Every record should be repeated exactly, except that pictures are left out.

→ A block of data:
- - -

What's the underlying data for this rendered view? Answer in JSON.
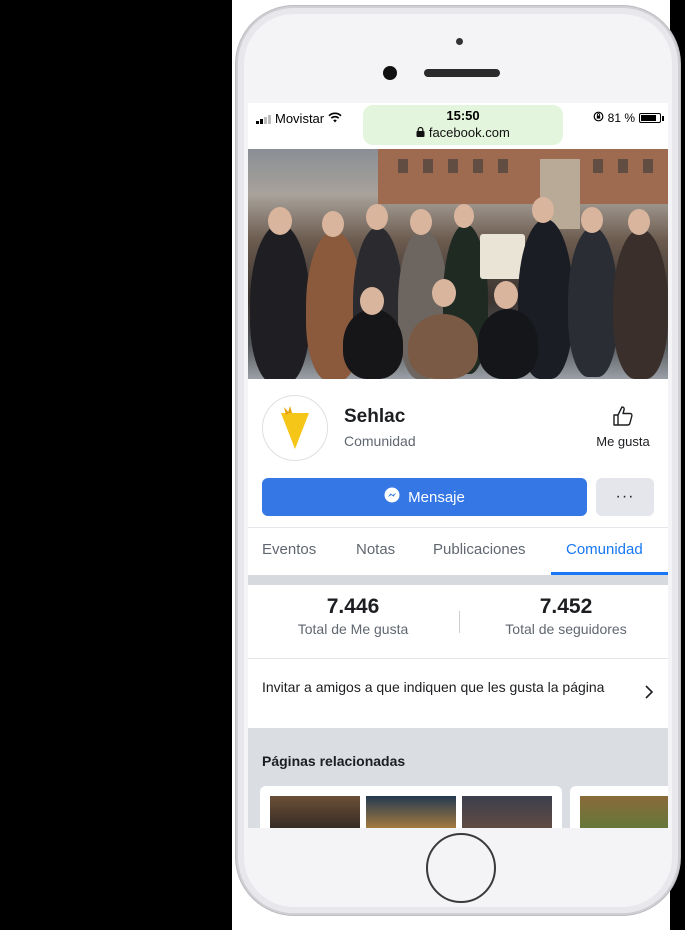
{
  "status_bar": {
    "carrier": "Movistar",
    "time": "15:50",
    "url": "facebook.com",
    "battery": "81 %",
    "battery_level": 0.81
  },
  "page": {
    "name": "Sehlac",
    "category": "Comunidad",
    "like_label": "Me gusta",
    "message_button": "Mensaje",
    "more_button": "···"
  },
  "tabs": [
    {
      "label": "Eventos"
    },
    {
      "label": "Notas"
    },
    {
      "label": "Publicaciones"
    },
    {
      "label": "Comunidad",
      "active": true
    }
  ],
  "stats": {
    "likes": {
      "value": "7.446",
      "label": "Total de Me gusta"
    },
    "followers": {
      "value": "7.452",
      "label": "Total de seguidores"
    }
  },
  "invite": {
    "text": "Invitar a amigos a que indiquen que les gusta la página"
  },
  "related": {
    "title": "Páginas relacionadas"
  },
  "colors": {
    "accent": "#1877f2",
    "message_button": "#3578e5",
    "url_bar": "#e3f5dc",
    "logo_yellow": "#f5c518"
  }
}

- - -

→ SOLUTION TO THIS TASK:
What's the underlying data for this rendered view? Answer in JSON.
{
  "status_bar": {
    "carrier": "Movistar",
    "time": "15:50",
    "url": "facebook.com",
    "battery": "81 %",
    "battery_level": 0.81
  },
  "page": {
    "name": "Sehlac",
    "category": "Comunidad",
    "like_label": "Me gusta",
    "message_button": "Mensaje",
    "more_button": "···"
  },
  "tabs": [
    {
      "label": "Eventos"
    },
    {
      "label": "Notas"
    },
    {
      "label": "Publicaciones"
    },
    {
      "label": "Comunidad",
      "active": true
    }
  ],
  "stats": {
    "likes": {
      "value": "7.446",
      "label": "Total de Me gusta"
    },
    "followers": {
      "value": "7.452",
      "label": "Total de seguidores"
    }
  },
  "invite": {
    "text": "Invitar a amigos a que indiquen que les gusta la página"
  },
  "related": {
    "title": "Páginas relacionadas"
  },
  "colors": {
    "accent": "#1877f2",
    "message_button": "#3578e5",
    "url_bar": "#e3f5dc",
    "logo_yellow": "#f5c518"
  }
}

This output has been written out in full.